TASK: Whenever a line below includes "organization", add it to the tally, then give the total and nothing more.

##### INPUT MATERIAL

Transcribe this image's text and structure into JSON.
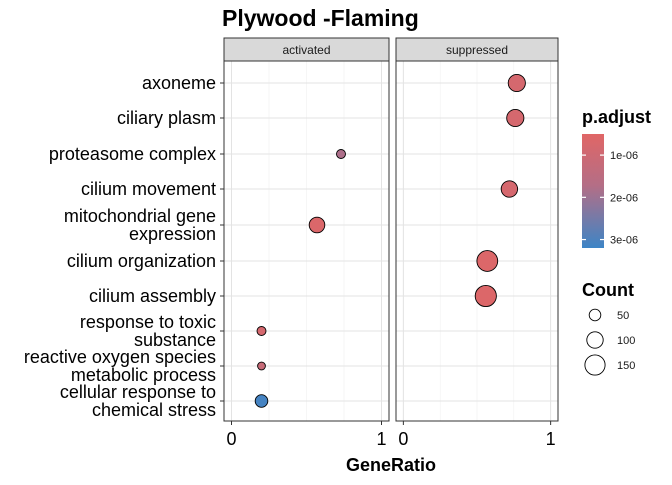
{
  "chart_data": {
    "type": "scatter",
    "title": "Plywood -Flaming",
    "xlabel": "GeneRatio",
    "ylabel": "",
    "xlim": [
      0,
      1
    ],
    "xticks": [
      0,
      1
    ],
    "grid": true,
    "categories": [
      "axoneme",
      "ciliary plasm",
      "proteasome complex",
      "cilium movement",
      "mitochondrial gene expression",
      "cilium organization",
      "cilium assembly",
      "response to toxic substance",
      "reactive oxygen species metabolic process",
      "cellular response to chemical stress"
    ],
    "category_lines": [
      [
        "axoneme"
      ],
      [
        "ciliary plasm"
      ],
      [
        "proteasome complex"
      ],
      [
        "cilium movement"
      ],
      [
        "mitochondrial gene",
        "expression"
      ],
      [
        "cilium organization"
      ],
      [
        "cilium assembly"
      ],
      [
        "response to toxic",
        "substance"
      ],
      [
        "reactive oxygen species",
        "metabolic process"
      ],
      [
        "cellular response to",
        "chemical stress"
      ]
    ],
    "panels": [
      {
        "name": "activated",
        "points": [
          {
            "category": "proteasome complex",
            "x": 0.73,
            "count": 30,
            "p_adjust": 1.8e-06
          },
          {
            "category": "mitochondrial gene expression",
            "x": 0.57,
            "count": 90,
            "p_adjust": 6.5e-07
          },
          {
            "category": "response to toxic substance",
            "x": 0.2,
            "count": 30,
            "p_adjust": 8e-07
          },
          {
            "category": "reactive oxygen species metabolic process",
            "x": 0.2,
            "count": 22,
            "p_adjust": 1.2e-06
          },
          {
            "category": "cellular response to chemical stress",
            "x": 0.2,
            "count": 58,
            "p_adjust": 3.1e-06
          }
        ]
      },
      {
        "name": "suppressed",
        "points": [
          {
            "category": "axoneme",
            "x": 0.77,
            "count": 110,
            "p_adjust": 8e-07
          },
          {
            "category": "ciliary plasm",
            "x": 0.76,
            "count": 110,
            "p_adjust": 8e-07
          },
          {
            "category": "cilium movement",
            "x": 0.72,
            "count": 100,
            "p_adjust": 8e-07
          },
          {
            "category": "cilium organization",
            "x": 0.57,
            "count": 160,
            "p_adjust": 6e-07
          },
          {
            "category": "cilium assembly",
            "x": 0.56,
            "count": 165,
            "p_adjust": 6e-07
          }
        ]
      }
    ],
    "legend_color": {
      "title": "p.adjust",
      "ticks": [
        {
          "label": "1e-06",
          "value": 1e-06
        },
        {
          "label": "2e-06",
          "value": 2e-06
        },
        {
          "label": "3e-06",
          "value": 3e-06
        }
      ],
      "range": [
        5e-07,
        3.2e-06
      ],
      "color_low": "#E06666",
      "color_high": "#3D85C6",
      "placement": "right"
    },
    "legend_size": {
      "title": "Count",
      "entries": [
        50,
        100,
        150
      ],
      "placement": "right"
    }
  }
}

##########

COMPLETED EXERCISE: 3